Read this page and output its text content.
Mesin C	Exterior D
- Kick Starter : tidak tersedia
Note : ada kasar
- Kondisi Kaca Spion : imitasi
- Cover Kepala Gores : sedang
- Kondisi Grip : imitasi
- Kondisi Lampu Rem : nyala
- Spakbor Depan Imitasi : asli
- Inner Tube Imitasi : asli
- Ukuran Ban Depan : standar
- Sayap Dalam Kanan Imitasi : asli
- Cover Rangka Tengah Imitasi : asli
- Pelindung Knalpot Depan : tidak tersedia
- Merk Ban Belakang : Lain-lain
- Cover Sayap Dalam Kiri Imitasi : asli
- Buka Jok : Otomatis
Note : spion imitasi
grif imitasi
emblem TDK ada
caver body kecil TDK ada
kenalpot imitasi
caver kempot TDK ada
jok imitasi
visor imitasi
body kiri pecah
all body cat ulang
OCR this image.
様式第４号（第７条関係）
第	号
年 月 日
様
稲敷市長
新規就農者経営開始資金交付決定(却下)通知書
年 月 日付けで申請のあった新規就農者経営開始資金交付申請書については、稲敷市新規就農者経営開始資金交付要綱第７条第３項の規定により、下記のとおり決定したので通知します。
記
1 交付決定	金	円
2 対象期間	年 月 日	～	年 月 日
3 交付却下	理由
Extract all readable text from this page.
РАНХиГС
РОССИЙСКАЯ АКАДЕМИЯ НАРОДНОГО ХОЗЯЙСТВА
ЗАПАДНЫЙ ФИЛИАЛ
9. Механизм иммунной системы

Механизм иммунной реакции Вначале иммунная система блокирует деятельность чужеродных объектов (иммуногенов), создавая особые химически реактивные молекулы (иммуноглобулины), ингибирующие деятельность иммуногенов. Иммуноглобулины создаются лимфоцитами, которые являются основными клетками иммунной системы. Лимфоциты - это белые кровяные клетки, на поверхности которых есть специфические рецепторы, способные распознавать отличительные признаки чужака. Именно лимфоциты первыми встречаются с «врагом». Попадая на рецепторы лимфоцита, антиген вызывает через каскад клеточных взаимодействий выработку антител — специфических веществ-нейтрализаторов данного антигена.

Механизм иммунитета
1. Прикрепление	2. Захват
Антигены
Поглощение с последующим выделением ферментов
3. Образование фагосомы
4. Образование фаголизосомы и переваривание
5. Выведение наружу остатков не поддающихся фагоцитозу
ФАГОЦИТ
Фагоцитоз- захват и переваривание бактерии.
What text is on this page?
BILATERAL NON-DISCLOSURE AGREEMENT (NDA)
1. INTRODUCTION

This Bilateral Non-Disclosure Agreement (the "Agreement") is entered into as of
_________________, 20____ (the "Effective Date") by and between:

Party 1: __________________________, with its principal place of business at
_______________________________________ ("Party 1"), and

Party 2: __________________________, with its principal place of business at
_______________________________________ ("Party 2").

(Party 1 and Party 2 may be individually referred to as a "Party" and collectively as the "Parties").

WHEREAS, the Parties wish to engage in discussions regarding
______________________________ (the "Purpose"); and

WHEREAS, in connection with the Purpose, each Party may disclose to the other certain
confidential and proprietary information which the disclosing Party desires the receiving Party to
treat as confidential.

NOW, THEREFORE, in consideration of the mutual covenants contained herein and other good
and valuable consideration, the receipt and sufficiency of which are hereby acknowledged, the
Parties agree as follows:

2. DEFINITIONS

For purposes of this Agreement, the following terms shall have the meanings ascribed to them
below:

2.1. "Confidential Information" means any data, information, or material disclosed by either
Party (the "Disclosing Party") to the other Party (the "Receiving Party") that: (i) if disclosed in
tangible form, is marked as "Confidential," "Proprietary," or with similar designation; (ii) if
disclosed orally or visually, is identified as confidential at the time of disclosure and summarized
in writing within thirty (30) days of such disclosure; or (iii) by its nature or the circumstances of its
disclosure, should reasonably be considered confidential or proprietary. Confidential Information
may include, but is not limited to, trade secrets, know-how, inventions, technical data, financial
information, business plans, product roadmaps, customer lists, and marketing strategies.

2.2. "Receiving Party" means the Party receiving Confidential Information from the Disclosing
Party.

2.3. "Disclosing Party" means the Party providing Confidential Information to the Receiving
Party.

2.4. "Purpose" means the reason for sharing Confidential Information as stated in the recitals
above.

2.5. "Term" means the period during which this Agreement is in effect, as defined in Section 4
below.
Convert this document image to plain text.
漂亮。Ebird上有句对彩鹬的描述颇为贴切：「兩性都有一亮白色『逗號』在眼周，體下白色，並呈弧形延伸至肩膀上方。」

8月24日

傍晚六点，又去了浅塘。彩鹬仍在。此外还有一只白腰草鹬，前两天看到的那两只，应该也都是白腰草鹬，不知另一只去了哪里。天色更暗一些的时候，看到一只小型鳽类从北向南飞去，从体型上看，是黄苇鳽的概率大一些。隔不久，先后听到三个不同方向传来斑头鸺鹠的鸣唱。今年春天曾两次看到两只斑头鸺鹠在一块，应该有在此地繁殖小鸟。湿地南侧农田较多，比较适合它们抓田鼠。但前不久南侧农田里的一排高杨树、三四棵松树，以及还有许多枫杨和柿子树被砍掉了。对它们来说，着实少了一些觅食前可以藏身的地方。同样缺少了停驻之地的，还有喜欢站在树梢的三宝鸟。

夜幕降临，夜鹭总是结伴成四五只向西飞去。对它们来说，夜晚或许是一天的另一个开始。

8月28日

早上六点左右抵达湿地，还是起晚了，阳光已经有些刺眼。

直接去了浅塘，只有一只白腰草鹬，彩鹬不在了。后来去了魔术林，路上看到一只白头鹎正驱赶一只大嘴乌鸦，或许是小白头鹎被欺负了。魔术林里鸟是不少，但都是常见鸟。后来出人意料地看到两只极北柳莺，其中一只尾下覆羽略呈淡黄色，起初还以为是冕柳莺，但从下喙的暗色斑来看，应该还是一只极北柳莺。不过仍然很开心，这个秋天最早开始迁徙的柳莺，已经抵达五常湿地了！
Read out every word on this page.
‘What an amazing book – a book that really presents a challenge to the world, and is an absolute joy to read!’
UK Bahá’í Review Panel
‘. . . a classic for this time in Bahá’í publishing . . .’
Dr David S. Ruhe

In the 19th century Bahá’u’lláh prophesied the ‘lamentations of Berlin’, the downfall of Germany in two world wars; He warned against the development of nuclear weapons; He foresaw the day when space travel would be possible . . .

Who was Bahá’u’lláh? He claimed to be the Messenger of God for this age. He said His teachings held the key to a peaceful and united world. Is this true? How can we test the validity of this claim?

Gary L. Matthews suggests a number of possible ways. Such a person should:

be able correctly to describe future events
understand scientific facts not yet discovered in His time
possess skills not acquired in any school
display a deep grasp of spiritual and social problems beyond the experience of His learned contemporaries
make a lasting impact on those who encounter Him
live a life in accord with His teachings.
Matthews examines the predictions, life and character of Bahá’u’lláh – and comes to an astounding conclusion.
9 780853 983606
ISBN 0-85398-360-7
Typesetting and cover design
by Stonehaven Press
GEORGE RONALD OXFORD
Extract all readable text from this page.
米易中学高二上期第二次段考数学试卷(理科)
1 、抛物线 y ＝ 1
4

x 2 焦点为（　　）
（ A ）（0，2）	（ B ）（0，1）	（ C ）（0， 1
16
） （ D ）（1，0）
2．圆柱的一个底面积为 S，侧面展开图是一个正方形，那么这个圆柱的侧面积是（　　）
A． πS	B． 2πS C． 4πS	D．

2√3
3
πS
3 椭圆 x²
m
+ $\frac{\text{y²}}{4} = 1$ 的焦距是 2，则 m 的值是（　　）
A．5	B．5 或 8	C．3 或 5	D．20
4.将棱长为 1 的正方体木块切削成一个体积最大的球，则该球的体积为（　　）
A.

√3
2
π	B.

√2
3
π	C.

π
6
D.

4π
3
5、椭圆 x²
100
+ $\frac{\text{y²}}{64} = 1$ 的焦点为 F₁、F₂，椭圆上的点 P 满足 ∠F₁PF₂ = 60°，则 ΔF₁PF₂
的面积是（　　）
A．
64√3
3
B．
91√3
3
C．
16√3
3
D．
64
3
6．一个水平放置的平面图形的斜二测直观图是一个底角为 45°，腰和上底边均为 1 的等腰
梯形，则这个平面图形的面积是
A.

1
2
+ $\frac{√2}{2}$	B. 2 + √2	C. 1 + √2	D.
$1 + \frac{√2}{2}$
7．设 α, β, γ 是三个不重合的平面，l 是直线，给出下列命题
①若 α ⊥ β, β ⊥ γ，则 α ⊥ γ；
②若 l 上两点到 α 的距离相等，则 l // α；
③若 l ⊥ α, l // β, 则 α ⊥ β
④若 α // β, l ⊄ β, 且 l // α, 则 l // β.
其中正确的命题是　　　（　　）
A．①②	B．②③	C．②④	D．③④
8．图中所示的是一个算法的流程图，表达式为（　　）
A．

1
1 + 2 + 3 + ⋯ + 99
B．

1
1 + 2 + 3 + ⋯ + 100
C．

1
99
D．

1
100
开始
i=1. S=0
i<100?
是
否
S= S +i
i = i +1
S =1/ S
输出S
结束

::::::::::

**Job**
Where a line above holds the string "time", show that line.

**Exercise response**
disclosed orally or visually, is identified as confidential at the time of disclosure and summarized
‘. . . a classic for this time in Bahá’í publishing . . .’
understand scientific facts not yet discovered in His time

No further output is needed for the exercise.